» **INSTRUCTIONS TO FOLLOW**: Copy each line exactly. Drop every picture.

-- START MATERIAL PROVIDED --

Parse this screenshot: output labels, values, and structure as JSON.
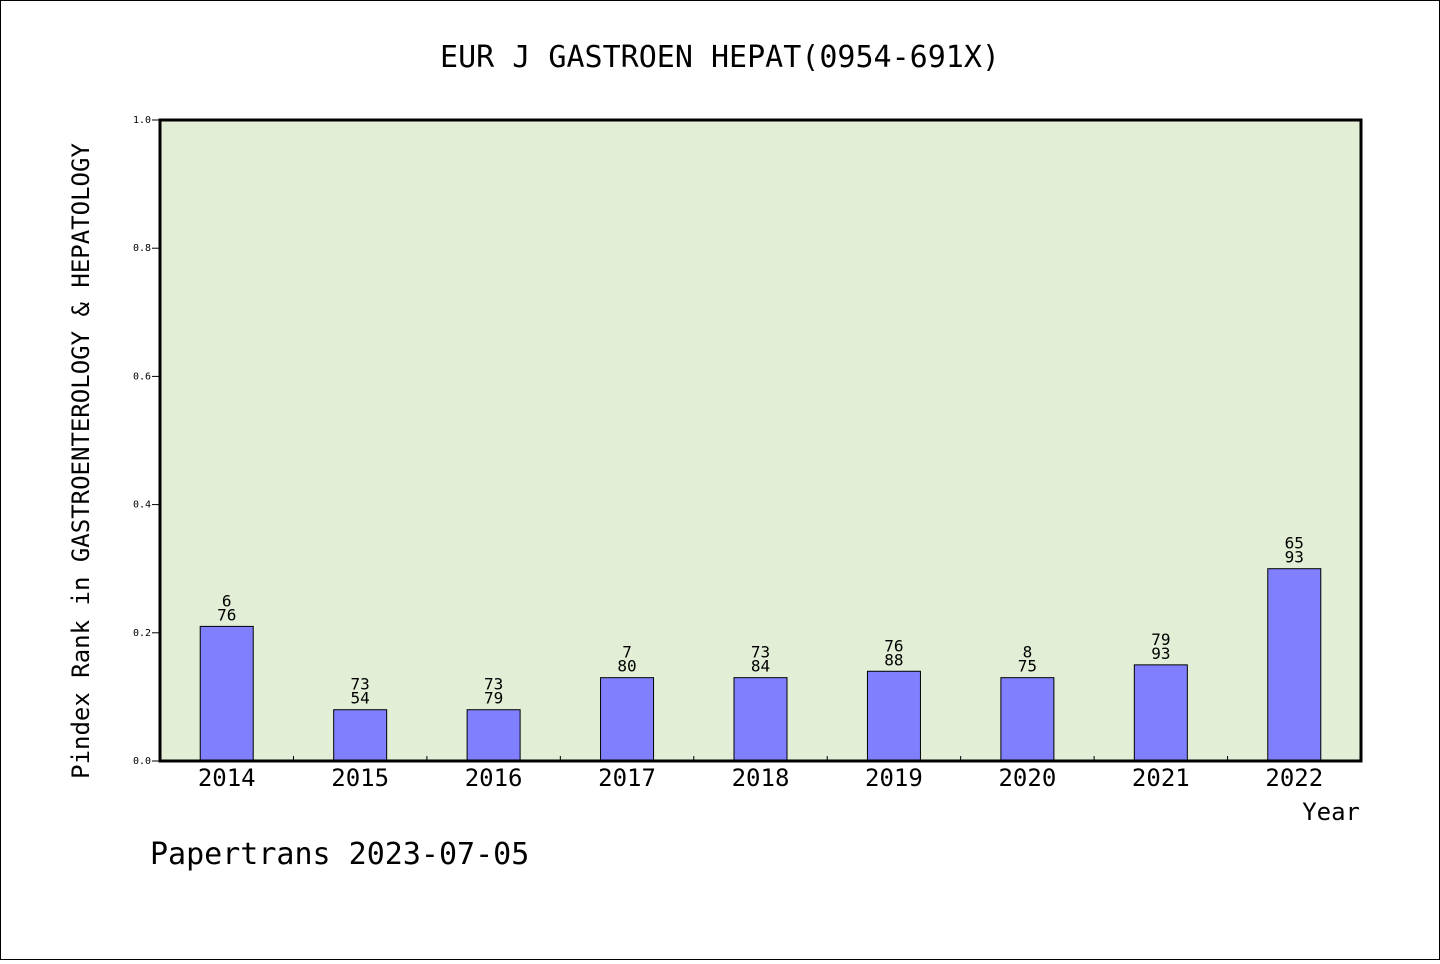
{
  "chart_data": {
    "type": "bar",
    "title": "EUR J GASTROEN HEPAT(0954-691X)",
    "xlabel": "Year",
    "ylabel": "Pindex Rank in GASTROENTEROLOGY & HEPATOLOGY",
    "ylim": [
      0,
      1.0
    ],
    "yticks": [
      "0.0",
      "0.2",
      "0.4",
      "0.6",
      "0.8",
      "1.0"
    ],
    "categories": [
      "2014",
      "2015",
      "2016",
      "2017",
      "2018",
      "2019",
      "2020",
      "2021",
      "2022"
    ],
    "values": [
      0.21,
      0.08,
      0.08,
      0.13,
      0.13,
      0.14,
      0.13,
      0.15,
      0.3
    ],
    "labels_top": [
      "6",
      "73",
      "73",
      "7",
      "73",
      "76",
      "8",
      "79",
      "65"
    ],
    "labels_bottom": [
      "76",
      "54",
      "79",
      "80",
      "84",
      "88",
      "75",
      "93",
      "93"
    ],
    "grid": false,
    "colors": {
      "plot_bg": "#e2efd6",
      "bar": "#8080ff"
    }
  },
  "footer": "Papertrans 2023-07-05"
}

-- END MATERIAL PROVIDED --

» **SOLVED EXERCISE**:
Parse this screenshot: output labels, values, and structure as JSON.
{
  "chart_data": {
    "type": "bar",
    "title": "EUR J GASTROEN HEPAT(0954-691X)",
    "xlabel": "Year",
    "ylabel": "Pindex Rank in GASTROENTEROLOGY & HEPATOLOGY",
    "ylim": [
      0,
      1.0
    ],
    "yticks": [
      "0.0",
      "0.2",
      "0.4",
      "0.6",
      "0.8",
      "1.0"
    ],
    "categories": [
      "2014",
      "2015",
      "2016",
      "2017",
      "2018",
      "2019",
      "2020",
      "2021",
      "2022"
    ],
    "values": [
      0.21,
      0.08,
      0.08,
      0.13,
      0.13,
      0.14,
      0.13,
      0.15,
      0.3
    ],
    "labels_top": [
      "6",
      "73",
      "73",
      "7",
      "73",
      "76",
      "8",
      "79",
      "65"
    ],
    "labels_bottom": [
      "76",
      "54",
      "79",
      "80",
      "84",
      "88",
      "75",
      "93",
      "93"
    ],
    "grid": false,
    "colors": {
      "plot_bg": "#e2efd6",
      "bar": "#8080ff"
    }
  },
  "footer": "Papertrans 2023-07-05"
}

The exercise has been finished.